## begin RECORDS PROVIDED

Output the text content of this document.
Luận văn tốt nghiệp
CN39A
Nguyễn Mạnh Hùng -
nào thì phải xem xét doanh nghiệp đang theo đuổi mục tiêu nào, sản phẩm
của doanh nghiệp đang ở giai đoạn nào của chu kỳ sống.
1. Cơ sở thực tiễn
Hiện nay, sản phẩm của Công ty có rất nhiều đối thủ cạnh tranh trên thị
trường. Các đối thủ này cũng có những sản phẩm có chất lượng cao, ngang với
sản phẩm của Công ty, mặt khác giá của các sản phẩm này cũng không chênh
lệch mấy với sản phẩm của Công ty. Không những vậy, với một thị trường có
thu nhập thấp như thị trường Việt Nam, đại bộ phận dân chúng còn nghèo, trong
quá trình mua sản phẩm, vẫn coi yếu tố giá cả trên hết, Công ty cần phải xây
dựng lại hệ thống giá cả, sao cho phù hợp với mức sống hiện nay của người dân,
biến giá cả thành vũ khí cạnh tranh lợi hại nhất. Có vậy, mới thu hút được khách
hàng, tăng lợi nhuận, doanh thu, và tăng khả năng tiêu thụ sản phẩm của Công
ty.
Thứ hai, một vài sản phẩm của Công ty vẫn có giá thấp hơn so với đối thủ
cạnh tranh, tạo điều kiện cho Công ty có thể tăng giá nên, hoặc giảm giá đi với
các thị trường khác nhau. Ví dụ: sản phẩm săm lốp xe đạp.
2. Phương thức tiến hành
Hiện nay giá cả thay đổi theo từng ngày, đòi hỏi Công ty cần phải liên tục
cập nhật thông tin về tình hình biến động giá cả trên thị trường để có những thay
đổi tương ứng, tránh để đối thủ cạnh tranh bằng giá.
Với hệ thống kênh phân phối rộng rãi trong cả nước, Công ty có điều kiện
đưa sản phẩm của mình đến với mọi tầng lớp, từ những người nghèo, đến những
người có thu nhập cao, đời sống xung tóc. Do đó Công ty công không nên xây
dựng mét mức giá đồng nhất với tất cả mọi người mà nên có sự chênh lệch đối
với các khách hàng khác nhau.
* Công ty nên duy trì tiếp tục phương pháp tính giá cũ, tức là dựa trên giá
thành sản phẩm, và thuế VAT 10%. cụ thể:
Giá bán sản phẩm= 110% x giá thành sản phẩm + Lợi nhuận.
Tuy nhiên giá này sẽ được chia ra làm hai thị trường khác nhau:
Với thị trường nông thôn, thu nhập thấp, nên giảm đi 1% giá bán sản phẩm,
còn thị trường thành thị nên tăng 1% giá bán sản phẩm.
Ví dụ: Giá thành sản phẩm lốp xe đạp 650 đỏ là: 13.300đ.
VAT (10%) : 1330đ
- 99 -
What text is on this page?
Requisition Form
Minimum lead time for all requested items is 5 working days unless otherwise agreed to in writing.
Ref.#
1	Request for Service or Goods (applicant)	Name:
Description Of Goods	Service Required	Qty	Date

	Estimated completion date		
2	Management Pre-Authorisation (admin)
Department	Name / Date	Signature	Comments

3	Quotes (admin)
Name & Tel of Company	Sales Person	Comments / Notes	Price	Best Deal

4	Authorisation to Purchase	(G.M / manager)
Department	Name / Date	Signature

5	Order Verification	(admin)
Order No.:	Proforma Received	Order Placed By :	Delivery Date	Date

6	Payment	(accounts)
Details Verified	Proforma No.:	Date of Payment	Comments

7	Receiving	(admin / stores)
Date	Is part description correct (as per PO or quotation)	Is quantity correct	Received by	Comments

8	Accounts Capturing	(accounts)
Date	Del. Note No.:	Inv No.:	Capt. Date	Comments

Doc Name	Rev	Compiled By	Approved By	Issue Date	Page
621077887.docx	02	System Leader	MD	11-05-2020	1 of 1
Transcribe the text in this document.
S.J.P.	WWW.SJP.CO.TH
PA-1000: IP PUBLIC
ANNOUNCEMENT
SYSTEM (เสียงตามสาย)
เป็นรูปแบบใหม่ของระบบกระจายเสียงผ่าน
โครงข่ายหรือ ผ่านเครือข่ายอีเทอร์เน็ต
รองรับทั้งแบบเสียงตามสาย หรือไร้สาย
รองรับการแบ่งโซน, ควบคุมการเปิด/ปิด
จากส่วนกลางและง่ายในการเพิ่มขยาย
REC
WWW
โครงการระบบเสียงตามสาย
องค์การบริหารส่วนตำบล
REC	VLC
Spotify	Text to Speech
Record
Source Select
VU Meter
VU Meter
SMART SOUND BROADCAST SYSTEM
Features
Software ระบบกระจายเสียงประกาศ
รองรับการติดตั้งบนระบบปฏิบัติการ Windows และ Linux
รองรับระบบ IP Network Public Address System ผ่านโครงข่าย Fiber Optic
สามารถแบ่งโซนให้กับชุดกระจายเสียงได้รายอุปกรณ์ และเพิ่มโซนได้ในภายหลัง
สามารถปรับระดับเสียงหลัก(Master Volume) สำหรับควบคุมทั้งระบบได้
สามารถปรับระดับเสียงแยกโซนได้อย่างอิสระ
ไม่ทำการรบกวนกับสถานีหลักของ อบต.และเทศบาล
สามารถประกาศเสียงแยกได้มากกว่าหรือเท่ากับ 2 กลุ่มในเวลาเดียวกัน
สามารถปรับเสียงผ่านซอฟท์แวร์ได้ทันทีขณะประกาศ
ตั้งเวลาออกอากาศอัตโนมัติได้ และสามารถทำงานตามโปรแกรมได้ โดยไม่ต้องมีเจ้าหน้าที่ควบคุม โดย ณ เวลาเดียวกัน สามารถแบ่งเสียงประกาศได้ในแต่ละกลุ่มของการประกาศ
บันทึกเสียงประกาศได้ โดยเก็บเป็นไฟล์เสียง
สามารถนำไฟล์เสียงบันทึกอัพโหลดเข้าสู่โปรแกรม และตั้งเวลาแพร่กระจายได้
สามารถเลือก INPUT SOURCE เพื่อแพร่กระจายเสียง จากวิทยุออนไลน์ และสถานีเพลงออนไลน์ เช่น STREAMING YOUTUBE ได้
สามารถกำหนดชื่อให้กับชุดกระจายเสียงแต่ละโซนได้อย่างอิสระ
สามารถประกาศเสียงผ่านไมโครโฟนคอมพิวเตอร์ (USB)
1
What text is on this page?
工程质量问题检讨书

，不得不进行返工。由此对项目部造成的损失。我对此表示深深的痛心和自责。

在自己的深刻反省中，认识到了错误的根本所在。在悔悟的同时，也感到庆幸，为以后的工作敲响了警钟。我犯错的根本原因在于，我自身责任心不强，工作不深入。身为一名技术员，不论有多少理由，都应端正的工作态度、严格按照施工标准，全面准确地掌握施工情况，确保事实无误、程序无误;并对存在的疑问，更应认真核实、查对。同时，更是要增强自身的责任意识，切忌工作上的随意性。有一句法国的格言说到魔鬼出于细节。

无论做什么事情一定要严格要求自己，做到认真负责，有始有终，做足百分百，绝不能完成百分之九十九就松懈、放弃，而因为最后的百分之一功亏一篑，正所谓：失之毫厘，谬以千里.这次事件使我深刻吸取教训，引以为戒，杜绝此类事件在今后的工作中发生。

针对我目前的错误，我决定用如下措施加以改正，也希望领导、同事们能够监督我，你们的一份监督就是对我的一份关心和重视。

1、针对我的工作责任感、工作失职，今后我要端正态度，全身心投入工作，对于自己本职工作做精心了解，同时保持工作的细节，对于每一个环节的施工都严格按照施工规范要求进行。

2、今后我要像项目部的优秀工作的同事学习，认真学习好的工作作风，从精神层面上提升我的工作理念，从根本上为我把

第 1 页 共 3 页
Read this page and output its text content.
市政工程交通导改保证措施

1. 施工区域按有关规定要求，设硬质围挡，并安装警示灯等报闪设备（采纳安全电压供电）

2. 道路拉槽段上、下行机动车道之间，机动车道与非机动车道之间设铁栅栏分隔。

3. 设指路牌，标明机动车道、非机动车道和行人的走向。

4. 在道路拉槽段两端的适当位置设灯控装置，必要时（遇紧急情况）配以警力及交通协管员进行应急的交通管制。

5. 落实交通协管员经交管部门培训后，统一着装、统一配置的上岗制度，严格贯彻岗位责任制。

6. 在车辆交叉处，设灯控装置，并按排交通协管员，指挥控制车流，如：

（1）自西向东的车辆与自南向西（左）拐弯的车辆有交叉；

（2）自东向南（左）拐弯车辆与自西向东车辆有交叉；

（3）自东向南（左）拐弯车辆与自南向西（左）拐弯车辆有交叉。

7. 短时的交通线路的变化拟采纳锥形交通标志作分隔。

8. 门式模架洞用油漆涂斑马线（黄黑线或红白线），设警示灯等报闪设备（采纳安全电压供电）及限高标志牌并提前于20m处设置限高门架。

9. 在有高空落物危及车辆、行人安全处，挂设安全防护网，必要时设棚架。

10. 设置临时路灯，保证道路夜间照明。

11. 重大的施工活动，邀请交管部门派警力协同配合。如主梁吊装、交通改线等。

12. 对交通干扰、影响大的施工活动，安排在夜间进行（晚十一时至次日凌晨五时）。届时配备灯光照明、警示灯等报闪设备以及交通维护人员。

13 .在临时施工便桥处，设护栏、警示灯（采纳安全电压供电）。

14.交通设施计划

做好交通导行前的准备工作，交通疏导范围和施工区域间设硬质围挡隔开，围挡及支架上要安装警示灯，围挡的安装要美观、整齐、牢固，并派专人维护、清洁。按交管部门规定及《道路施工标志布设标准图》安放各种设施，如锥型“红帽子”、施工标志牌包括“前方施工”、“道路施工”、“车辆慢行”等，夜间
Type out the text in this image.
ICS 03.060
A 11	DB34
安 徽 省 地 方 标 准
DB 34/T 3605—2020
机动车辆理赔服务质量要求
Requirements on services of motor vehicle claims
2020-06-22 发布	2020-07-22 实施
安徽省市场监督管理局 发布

## end RECORDS PROVIDED

**AIM OF THE TASK:** Scan the records above for the string "lệch", then select every line that holds it.

**IN RESPONSE:**
lệch mấy với sản phẩm của Công ty. Không những vậy, với một thị trường có
dựng mét mức giá đồng nhất với tất cả mọi người mà nên có sự chênh lệch đối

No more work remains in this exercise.